#### [Requirements]
Look through the records that follow. Copy every line containing the word "What".
* BEGIN Dataset rows *
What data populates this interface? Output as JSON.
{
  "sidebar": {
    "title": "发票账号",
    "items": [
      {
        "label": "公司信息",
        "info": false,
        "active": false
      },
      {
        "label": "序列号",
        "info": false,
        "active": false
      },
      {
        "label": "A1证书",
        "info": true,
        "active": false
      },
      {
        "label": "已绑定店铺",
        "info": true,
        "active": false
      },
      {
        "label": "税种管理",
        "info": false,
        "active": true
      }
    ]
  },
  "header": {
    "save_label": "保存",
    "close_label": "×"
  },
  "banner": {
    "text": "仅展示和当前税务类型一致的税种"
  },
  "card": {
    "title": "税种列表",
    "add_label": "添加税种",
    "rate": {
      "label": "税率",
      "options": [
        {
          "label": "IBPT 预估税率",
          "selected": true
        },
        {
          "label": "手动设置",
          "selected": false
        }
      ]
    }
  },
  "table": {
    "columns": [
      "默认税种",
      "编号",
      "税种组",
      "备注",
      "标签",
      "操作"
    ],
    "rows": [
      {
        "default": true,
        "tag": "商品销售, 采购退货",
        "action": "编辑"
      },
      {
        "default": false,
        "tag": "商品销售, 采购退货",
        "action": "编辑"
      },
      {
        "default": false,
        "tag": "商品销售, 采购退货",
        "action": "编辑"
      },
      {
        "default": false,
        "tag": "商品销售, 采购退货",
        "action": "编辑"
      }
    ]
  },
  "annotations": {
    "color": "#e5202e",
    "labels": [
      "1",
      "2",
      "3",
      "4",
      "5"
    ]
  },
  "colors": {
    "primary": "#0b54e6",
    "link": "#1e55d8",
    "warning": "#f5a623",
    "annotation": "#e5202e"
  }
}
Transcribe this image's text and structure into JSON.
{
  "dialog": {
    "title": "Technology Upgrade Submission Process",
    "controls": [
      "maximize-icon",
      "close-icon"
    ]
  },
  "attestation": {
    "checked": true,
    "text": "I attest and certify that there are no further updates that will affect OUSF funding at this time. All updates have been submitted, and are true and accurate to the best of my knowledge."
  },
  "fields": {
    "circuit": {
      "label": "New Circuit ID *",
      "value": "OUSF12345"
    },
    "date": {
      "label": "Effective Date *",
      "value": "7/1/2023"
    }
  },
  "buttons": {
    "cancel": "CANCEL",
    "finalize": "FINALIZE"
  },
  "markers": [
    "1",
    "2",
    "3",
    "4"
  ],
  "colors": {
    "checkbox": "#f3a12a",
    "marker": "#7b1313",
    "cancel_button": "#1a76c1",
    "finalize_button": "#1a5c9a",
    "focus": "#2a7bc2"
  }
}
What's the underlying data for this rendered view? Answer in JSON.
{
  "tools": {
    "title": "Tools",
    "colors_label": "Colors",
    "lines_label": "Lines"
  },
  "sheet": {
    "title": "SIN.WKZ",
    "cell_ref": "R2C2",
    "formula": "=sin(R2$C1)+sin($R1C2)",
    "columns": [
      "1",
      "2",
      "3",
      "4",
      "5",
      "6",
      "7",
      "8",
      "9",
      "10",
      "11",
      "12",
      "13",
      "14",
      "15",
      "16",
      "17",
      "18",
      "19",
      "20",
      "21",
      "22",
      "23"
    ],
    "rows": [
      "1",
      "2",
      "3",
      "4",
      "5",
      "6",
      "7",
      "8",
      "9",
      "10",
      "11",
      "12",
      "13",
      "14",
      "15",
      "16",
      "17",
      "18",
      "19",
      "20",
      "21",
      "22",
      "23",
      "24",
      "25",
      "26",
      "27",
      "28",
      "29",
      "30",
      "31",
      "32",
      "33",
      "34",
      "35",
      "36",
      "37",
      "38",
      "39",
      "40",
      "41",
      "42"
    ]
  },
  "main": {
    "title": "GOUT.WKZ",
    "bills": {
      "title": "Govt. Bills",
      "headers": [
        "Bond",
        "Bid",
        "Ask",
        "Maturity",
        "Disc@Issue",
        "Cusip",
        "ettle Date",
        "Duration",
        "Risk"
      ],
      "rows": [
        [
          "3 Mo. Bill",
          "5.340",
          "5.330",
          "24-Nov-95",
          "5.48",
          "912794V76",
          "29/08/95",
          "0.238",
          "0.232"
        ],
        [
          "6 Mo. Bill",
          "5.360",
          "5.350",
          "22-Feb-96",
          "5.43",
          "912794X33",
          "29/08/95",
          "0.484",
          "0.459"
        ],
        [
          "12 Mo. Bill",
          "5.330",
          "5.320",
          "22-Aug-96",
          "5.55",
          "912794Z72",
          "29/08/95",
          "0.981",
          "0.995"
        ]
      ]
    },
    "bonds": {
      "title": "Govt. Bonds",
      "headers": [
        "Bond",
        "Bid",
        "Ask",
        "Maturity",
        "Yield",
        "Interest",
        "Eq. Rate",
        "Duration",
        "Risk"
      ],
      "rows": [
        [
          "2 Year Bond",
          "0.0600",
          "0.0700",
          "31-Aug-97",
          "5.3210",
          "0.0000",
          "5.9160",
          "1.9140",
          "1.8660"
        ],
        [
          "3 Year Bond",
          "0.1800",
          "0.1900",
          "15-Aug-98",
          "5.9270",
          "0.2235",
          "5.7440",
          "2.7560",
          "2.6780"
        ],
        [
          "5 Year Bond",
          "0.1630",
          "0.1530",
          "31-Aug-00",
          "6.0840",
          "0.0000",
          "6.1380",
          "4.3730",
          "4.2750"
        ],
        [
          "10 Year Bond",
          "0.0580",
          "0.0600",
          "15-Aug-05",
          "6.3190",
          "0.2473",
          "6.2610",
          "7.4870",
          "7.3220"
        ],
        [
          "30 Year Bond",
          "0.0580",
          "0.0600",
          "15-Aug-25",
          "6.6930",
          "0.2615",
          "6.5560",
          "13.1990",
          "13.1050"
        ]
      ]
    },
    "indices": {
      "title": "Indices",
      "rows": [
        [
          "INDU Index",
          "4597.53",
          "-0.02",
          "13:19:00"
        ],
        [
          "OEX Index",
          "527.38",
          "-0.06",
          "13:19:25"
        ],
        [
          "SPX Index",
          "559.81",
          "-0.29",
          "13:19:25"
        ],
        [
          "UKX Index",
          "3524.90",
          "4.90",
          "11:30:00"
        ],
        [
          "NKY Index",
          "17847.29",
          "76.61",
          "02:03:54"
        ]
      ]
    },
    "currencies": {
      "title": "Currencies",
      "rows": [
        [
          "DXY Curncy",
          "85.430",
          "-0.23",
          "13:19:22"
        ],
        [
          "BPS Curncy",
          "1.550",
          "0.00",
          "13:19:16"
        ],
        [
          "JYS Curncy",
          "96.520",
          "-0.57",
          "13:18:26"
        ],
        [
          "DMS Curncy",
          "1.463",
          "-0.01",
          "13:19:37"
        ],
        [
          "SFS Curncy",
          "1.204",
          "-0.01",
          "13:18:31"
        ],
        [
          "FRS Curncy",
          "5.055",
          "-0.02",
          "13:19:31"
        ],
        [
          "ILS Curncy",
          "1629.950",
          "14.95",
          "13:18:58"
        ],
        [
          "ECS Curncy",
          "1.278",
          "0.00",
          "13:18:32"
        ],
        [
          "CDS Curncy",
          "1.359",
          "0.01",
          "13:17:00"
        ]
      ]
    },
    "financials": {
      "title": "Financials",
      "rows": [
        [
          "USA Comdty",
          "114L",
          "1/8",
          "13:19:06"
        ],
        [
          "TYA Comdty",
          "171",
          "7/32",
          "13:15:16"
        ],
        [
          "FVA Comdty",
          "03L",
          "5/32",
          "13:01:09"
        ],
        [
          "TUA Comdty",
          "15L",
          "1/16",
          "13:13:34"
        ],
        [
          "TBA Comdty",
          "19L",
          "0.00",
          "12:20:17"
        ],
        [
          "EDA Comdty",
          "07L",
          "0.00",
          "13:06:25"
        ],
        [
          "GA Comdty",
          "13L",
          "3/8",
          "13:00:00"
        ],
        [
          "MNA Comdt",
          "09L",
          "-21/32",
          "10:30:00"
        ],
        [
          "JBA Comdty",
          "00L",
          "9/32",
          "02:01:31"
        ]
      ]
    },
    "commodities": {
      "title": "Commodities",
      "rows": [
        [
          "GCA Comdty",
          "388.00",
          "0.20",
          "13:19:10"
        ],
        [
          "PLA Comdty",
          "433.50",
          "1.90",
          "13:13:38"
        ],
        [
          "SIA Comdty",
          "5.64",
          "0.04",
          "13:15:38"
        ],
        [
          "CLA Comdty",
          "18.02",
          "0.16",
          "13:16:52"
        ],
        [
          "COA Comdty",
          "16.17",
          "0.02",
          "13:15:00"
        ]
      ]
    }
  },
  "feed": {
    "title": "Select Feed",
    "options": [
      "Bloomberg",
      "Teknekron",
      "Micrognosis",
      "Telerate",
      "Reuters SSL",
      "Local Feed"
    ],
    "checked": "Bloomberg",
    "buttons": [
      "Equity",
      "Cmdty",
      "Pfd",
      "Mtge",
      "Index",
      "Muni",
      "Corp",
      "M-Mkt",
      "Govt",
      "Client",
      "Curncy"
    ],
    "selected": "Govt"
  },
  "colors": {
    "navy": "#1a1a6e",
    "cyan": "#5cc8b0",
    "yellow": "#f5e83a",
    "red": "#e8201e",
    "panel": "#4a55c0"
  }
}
* END Dataset rows *
#### [Response]
What data populates this interface? Output as JSON.
What's the underlying data for this rendered view? Answer in JSON.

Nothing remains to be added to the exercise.